----- INPUT -----
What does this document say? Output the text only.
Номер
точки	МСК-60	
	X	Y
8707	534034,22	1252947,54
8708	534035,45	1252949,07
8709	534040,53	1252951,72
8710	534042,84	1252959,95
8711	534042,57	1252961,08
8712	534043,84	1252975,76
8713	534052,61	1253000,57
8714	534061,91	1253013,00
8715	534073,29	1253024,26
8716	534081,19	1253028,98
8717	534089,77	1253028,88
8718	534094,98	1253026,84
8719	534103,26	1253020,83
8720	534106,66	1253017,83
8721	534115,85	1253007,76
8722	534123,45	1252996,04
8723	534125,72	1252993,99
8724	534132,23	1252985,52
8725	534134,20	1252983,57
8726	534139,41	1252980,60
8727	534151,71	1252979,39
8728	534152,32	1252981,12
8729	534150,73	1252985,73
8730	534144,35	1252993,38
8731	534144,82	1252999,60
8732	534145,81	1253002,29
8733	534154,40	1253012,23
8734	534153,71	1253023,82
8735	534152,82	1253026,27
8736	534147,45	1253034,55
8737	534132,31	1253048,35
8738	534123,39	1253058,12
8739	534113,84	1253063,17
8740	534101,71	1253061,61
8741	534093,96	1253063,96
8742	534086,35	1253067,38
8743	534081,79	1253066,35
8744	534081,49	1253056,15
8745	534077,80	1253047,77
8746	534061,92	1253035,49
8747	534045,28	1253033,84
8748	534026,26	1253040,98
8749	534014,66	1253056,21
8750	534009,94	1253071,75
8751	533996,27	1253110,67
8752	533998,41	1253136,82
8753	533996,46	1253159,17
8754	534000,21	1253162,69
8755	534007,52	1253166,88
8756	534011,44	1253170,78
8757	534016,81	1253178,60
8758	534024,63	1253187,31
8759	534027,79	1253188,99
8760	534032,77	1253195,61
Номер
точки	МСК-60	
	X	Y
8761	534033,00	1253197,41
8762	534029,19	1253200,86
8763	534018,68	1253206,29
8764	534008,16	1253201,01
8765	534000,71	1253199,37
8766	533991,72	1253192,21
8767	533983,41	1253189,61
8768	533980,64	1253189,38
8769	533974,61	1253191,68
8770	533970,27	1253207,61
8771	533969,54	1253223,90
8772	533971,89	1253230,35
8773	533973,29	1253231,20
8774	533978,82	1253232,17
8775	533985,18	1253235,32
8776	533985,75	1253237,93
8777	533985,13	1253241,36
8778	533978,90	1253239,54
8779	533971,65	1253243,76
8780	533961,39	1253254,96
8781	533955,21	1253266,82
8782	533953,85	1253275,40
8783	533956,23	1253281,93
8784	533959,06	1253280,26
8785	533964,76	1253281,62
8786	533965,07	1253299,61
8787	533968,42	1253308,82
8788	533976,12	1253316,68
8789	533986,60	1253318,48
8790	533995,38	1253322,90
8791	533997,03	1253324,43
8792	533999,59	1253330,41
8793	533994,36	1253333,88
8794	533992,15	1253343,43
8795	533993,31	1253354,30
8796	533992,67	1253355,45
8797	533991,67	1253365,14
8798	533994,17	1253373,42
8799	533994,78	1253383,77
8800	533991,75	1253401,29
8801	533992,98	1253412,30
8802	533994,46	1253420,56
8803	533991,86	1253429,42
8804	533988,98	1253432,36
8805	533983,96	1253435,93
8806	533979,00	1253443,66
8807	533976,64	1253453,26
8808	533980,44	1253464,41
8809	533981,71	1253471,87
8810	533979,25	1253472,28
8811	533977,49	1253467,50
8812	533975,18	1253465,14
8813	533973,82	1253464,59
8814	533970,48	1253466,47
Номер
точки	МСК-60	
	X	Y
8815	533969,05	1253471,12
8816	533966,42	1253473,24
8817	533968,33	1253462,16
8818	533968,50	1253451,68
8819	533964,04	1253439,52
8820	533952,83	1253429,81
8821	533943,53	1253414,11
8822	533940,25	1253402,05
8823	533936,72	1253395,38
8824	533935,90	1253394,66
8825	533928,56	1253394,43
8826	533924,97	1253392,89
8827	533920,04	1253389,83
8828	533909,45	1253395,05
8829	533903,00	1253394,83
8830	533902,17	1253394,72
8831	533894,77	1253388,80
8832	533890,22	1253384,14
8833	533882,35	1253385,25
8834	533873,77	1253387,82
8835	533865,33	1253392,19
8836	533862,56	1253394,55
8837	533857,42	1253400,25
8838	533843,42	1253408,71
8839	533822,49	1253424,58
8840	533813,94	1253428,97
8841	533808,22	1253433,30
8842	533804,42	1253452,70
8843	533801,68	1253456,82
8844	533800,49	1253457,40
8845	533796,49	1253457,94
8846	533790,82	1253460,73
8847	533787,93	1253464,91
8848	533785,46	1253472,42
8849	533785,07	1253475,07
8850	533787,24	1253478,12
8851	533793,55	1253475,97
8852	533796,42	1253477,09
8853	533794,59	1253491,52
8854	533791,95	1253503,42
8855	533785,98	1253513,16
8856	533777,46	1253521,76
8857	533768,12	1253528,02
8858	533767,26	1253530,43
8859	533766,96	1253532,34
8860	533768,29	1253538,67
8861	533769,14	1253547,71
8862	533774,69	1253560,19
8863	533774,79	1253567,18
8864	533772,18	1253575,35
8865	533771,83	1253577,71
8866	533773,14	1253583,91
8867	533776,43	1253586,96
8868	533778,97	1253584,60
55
-----
- TASK BRIEF -
Write the listing out again, exactly as shown above.

- EXPECTED ANSWER -
What does this document say? Output the text only.
Номер
точки	МСК-60	
	X	Y
8707	534034,22	1252947,54
8708	534035,45	1252949,07
8709	534040,53	1252951,72
8710	534042,84	1252959,95
8711	534042,57	1252961,08
8712	534043,84	1252975,76
8713	534052,61	1253000,57
8714	534061,91	1253013,00
8715	534073,29	1253024,26
8716	534081,19	1253028,98
8717	534089,77	1253028,88
8718	534094,98	1253026,84
8719	534103,26	1253020,83
8720	534106,66	1253017,83
8721	534115,85	1253007,76
8722	534123,45	1252996,04
8723	534125,72	1252993,99
8724	534132,23	1252985,52
8725	534134,20	1252983,57
8726	534139,41	1252980,60
8727	534151,71	1252979,39
8728	534152,32	1252981,12
8729	534150,73	1252985,73
8730	534144,35	1252993,38
8731	534144,82	1252999,60
8732	534145,81	1253002,29
8733	534154,40	1253012,23
8734	534153,71	1253023,82
8735	534152,82	1253026,27
8736	534147,45	1253034,55
8737	534132,31	1253048,35
8738	534123,39	1253058,12
8739	534113,84	1253063,17
8740	534101,71	1253061,61
8741	534093,96	1253063,96
8742	534086,35	1253067,38
8743	534081,79	1253066,35
8744	534081,49	1253056,15
8745	534077,80	1253047,77
8746	534061,92	1253035,49
8747	534045,28	1253033,84
8748	534026,26	1253040,98
8749	534014,66	1253056,21
8750	534009,94	1253071,75
8751	533996,27	1253110,67
8752	533998,41	1253136,82
8753	533996,46	1253159,17
8754	534000,21	1253162,69
8755	534007,52	1253166,88
8756	534011,44	1253170,78
8757	534016,81	1253178,60
8758	534024,63	1253187,31
8759	534027,79	1253188,99
8760	534032,77	1253195,61
Номер
точки	МСК-60	
	X	Y
8761	534033,00	1253197,41
8762	534029,19	1253200,86
8763	534018,68	1253206,29
8764	534008,16	1253201,01
8765	534000,71	1253199,37
8766	533991,72	1253192,21
8767	533983,41	1253189,61
8768	533980,64	1253189,38
8769	533974,61	1253191,68
8770	533970,27	1253207,61
8771	533969,54	1253223,90
8772	533971,89	1253230,35
8773	533973,29	1253231,20
8774	533978,82	1253232,17
8775	533985,18	1253235,32
8776	533985,75	1253237,93
8777	533985,13	1253241,36
8778	533978,90	1253239,54
8779	533971,65	1253243,76
8780	533961,39	1253254,96
8781	533955,21	1253266,82
8782	533953,85	1253275,40
8783	533956,23	1253281,93
8784	533959,06	1253280,26
8785	533964,76	1253281,62
8786	533965,07	1253299,61
8787	533968,42	1253308,82
8788	533976,12	1253316,68
8789	533986,60	1253318,48
8790	533995,38	1253322,90
8791	533997,03	1253324,43
8792	533999,59	1253330,41
8793	533994,36	1253333,88
8794	533992,15	1253343,43
8795	533993,31	1253354,30
8796	533992,67	1253355,45
8797	533991,67	1253365,14
8798	533994,17	1253373,42
8799	533994,78	1253383,77
8800	533991,75	1253401,29
8801	533992,98	1253412,30
8802	533994,46	1253420,56
8803	533991,86	1253429,42
8804	533988,98	1253432,36
8805	533983,96	1253435,93
8806	533979,00	1253443,66
8807	533976,64	1253453,26
8808	533980,44	1253464,41
8809	533981,71	1253471,87
8810	533979,25	1253472,28
8811	533977,49	1253467,50
8812	533975,18	1253465,14
8813	533973,82	1253464,59
8814	533970,48	1253466,47
Номер
точки	МСК-60	
	X	Y
8815	533969,05	1253471,12
8816	533966,42	1253473,24
8817	533968,33	1253462,16
8818	533968,50	1253451,68
8819	533964,04	1253439,52
8820	533952,83	1253429,81
8821	533943,53	1253414,11
8822	533940,25	1253402,05
8823	533936,72	1253395,38
8824	533935,90	1253394,66
8825	533928,56	1253394,43
8826	533924,97	1253392,89
8827	533920,04	1253389,83
8828	533909,45	1253395,05
8829	533903,00	1253394,83
8830	533902,17	1253394,72
8831	533894,77	1253388,80
8832	533890,22	1253384,14
8833	533882,35	1253385,25
8834	533873,77	1253387,82
8835	533865,33	1253392,19
8836	533862,56	1253394,55
8837	533857,42	1253400,25
8838	533843,42	1253408,71
8839	533822,49	1253424,58
8840	533813,94	1253428,97
8841	533808,22	1253433,30
8842	533804,42	1253452,70
8843	533801,68	1253456,82
8844	533800,49	1253457,40
8845	533796,49	1253457,94
8846	533790,82	1253460,73
8847	533787,93	1253464,91
8848	533785,46	1253472,42
8849	533785,07	1253475,07
8850	533787,24	1253478,12
8851	533793,55	1253475,97
8852	533796,42	1253477,09
8853	533794,59	1253491,52
8854	533791,95	1253503,42
8855	533785,98	1253513,16
8856	533777,46	1253521,76
8857	533768,12	1253528,02
8858	533767,26	1253530,43
8859	533766,96	1253532,34
8860	533768,29	1253538,67
8861	533769,14	1253547,71
8862	533774,69	1253560,19
8863	533774,79	1253567,18
8864	533772,18	1253575,35
8865	533771,83	1253577,71
8866	533773,14	1253583,91
8867	533776,43	1253586,96
8868	533778,97	1253584,60
55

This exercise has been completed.